### Brief
Work out how many lines in the data hold the word "true", and reply with that number only.

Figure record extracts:
——————
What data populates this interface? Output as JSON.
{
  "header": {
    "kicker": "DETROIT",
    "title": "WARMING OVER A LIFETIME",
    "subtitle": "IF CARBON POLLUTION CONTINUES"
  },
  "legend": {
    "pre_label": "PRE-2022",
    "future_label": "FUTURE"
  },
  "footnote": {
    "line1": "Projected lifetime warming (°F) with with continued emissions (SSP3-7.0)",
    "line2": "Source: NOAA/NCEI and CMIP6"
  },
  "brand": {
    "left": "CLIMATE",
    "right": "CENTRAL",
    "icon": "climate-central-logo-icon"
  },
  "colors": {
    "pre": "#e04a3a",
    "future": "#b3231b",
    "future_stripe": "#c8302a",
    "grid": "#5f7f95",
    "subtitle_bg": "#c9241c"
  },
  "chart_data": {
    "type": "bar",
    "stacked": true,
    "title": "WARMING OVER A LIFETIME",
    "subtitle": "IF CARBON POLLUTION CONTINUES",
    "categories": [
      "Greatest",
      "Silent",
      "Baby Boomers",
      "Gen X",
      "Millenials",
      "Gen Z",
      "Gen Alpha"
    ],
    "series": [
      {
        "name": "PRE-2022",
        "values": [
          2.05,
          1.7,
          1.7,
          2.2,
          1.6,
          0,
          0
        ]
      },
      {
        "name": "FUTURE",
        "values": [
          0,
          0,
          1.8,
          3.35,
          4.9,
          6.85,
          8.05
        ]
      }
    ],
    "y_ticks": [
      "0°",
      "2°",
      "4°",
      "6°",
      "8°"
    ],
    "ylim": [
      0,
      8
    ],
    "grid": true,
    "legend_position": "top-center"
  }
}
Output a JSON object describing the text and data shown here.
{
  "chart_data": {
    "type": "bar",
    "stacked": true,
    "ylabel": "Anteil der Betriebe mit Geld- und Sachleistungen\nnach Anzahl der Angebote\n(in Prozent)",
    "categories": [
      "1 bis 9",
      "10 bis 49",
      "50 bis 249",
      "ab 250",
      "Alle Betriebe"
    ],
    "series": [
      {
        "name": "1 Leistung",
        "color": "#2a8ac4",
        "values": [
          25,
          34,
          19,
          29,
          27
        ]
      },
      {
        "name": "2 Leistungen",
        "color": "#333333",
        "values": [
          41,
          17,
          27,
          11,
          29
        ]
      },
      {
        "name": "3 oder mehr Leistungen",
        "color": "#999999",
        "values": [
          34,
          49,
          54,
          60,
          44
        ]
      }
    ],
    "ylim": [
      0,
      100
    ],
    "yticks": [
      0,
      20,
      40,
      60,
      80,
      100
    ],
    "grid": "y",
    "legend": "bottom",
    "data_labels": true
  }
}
——————
### Output
4